**GIVEN EXERCISE:**
The lines to extract start at the one containing "Parse this screenshot: output" and end with the last line; give them exactly and nothing more.
==== INPUT DATA
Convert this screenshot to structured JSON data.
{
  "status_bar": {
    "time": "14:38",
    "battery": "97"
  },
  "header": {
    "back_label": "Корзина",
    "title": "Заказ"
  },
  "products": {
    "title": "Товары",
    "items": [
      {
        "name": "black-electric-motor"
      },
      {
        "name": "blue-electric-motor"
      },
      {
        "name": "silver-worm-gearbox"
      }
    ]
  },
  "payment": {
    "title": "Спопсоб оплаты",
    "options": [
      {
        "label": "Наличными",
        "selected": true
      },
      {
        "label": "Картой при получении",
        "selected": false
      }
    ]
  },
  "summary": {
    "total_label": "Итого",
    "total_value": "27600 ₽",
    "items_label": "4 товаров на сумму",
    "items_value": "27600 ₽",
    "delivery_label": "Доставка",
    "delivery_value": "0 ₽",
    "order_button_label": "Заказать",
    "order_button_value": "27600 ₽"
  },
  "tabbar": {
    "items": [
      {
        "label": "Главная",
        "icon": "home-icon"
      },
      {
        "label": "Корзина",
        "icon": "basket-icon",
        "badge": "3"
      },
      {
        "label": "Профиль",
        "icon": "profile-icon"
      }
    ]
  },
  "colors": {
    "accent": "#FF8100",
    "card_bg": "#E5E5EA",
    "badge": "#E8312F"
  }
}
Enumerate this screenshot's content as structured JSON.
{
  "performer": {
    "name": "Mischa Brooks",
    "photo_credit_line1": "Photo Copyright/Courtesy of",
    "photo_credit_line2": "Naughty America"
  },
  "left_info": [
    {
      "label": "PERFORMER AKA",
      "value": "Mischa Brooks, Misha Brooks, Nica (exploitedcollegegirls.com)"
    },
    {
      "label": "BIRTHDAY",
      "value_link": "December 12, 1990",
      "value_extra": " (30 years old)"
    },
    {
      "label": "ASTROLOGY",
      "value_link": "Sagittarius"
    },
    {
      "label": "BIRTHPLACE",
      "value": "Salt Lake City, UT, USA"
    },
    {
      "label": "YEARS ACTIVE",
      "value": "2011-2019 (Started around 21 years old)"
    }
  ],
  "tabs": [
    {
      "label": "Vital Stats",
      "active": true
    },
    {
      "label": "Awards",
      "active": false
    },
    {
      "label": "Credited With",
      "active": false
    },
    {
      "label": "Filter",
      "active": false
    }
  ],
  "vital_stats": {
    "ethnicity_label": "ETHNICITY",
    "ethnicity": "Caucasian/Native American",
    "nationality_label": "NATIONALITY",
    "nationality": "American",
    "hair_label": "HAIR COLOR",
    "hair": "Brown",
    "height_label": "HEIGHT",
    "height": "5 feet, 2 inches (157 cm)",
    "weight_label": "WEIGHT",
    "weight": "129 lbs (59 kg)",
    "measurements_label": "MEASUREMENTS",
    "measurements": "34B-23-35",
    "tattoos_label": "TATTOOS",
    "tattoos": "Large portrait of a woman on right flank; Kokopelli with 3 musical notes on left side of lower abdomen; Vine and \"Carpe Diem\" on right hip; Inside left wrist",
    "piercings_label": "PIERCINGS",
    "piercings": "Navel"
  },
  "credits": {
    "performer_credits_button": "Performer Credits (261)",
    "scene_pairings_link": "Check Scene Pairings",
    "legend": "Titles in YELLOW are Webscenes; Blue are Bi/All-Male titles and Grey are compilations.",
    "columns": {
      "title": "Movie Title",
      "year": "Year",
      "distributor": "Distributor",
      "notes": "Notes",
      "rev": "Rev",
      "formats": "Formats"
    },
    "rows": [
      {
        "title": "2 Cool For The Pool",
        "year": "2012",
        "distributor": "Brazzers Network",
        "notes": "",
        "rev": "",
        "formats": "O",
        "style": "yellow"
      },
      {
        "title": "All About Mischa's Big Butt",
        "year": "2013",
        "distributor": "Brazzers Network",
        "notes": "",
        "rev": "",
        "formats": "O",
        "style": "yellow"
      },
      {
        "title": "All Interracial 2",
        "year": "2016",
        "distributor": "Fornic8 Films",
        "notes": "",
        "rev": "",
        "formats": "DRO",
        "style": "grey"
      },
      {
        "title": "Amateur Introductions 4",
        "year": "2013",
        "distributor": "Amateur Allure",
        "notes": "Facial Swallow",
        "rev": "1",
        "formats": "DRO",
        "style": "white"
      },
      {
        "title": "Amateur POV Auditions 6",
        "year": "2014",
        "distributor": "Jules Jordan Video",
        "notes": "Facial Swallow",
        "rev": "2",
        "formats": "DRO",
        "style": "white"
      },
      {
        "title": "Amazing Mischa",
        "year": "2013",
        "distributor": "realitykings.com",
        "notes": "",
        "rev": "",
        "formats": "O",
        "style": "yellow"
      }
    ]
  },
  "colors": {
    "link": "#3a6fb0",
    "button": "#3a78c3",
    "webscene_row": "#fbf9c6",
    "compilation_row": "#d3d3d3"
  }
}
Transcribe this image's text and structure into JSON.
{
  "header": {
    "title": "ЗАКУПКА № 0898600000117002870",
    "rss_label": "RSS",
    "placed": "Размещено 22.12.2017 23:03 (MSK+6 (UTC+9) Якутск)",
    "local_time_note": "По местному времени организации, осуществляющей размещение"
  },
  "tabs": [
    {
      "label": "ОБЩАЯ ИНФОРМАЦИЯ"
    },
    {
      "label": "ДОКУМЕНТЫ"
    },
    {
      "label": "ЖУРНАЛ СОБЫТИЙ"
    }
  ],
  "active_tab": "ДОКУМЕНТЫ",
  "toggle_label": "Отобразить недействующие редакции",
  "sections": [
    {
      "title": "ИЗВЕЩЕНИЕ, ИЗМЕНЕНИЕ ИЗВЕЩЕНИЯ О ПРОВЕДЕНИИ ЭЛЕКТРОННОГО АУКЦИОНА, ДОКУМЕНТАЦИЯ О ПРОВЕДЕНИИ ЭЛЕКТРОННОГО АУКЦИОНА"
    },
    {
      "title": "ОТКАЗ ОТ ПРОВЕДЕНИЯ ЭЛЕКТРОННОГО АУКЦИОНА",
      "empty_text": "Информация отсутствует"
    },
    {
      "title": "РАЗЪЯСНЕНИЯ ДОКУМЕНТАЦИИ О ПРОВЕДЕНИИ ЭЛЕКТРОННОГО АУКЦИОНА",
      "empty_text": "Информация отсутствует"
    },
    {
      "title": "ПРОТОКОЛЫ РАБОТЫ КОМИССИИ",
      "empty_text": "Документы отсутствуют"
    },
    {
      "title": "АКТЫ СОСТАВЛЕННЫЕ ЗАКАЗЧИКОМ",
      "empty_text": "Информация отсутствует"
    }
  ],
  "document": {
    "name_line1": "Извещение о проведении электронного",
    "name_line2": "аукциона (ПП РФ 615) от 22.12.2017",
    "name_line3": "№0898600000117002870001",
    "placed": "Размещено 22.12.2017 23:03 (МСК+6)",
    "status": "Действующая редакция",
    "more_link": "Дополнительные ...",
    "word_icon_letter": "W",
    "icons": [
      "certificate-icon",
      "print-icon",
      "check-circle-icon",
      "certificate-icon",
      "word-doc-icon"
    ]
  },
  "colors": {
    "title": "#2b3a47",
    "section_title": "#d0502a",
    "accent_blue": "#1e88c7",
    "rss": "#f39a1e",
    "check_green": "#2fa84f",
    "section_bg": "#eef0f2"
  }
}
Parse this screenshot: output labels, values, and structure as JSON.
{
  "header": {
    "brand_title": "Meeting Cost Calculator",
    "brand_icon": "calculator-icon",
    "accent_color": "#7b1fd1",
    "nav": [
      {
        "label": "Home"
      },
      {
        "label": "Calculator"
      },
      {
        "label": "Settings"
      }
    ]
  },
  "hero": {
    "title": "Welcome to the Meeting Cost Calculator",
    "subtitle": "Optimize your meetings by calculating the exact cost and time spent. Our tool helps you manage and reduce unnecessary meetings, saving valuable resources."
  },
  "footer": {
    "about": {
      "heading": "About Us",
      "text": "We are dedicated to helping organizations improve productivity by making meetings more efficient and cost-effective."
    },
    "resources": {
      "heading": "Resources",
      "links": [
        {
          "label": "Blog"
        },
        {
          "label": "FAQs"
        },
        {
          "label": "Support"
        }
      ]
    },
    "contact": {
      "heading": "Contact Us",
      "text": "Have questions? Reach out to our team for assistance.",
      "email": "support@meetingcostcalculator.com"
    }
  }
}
========
**ANSWER TO THE PROBLEM:**
Parse this screenshot: output labels, values, and structure as JSON.
{
  "header": {
    "brand_title": "Meeting Cost Calculator",
    "brand_icon": "calculator-icon",
    "accent_color": "#7b1fd1",
    "nav": [
      {
        "label": "Home"
      },
      {
        "label": "Calculator"
      },
      {
        "label": "Settings"
      }
    ]
  },
  "hero": {
    "title": "Welcome to the Meeting Cost Calculator",
    "subtitle": "Optimize your meetings by calculating the exact cost and time spent. Our tool helps you manage and reduce unnecessary meetings, saving valuable resources."
  },
  "footer": {
    "about": {
      "heading": "About Us",
      "text": "We are dedicated to helping organizations improve productivity by making meetings more efficient and cost-effective."
    },
    "resources": {
      "heading": "Resources",
      "links": [
        {
          "label": "Blog"
        },
        {
          "label": "FAQs"
        },
        {
          "label": "Support"
        }
      ]
    },
    "contact": {
      "heading": "Contact Us",
      "text": "Have questions? Reach out to our team for assistance.",
      "email": "support@meetingcostcalculator.com"
    }
  }
}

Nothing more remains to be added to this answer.